Items stored from a collection:
========================================

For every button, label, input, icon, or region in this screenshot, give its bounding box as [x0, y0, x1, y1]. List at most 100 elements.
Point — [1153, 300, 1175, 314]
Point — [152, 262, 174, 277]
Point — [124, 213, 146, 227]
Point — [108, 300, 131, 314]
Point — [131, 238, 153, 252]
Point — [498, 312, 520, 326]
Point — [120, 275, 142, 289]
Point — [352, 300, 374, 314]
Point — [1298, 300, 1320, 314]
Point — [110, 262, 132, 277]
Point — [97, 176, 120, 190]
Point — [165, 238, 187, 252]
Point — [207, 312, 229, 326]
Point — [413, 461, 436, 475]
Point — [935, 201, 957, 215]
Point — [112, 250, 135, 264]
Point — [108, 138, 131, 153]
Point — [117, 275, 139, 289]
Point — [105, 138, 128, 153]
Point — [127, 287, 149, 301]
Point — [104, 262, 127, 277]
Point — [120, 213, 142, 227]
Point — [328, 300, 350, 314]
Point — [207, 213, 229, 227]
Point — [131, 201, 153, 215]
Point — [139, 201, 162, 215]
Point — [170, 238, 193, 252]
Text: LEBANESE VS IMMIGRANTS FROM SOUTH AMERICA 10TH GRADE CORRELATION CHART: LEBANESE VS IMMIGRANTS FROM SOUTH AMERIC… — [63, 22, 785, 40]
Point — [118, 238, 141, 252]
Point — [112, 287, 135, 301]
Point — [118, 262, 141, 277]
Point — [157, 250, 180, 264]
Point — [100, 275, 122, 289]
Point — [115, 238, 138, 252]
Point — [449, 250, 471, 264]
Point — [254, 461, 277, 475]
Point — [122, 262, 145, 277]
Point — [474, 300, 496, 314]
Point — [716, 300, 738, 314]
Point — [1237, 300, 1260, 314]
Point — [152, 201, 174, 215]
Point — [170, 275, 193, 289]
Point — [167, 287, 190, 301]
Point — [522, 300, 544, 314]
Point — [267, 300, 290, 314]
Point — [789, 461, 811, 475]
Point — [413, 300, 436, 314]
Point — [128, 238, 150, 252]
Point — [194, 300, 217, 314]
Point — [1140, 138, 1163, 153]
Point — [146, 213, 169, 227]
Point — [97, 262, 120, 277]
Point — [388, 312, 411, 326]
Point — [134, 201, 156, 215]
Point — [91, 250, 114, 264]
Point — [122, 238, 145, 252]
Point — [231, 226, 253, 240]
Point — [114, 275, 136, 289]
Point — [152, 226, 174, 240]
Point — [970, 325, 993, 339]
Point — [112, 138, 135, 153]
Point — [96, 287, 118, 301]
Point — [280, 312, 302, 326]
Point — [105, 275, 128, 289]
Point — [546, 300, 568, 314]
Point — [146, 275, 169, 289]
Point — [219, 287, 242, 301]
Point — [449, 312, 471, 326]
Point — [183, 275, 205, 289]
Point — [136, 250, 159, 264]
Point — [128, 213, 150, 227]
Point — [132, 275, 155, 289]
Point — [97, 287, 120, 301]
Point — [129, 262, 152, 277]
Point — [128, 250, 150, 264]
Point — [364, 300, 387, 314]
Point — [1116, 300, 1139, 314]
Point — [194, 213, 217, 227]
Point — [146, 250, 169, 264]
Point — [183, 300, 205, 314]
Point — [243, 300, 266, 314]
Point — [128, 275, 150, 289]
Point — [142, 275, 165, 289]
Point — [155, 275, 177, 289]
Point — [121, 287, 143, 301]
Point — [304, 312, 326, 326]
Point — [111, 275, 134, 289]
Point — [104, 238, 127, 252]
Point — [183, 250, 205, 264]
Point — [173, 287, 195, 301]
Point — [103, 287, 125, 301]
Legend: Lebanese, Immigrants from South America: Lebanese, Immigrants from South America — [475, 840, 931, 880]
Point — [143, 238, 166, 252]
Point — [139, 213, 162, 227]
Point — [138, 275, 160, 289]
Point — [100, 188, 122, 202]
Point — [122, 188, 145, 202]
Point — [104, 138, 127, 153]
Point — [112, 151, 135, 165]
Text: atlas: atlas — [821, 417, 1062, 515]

========================================

• _STATED TASK_
Turn the data, from its first line through the line containing "Point — [413, 461, 436, 475]", into a JSON list of strings with one string per line, skipping any blank lines.

• _ANSWER BELOW_
[
  "For every button, label, input, icon, or region in this screenshot, give its bounding box as [x0, y0, x1, y1]. List at most 100 elements.",
  "Point — [1153, 300, 1175, 314]",
  "Point — [152, 262, 174, 277]",
  "Point — [124, 213, 146, 227]",
  "Point — [108, 300, 131, 314]",
  "Point — [131, 238, 153, 252]",
  "Point — [498, 312, 520, 326]",
  "Point — [120, 275, 142, 289]",
  "Point — [352, 300, 374, 314]",
  "Point — [1298, 300, 1320, 314]",
  "Point — [110, 262, 132, 277]",
  "Point — [97, 176, 120, 190]",
  "Point — [165, 238, 187, 252]",
  "Point — [207, 312, 229, 326]",
  "Point — [413, 461, 436, 475]"
]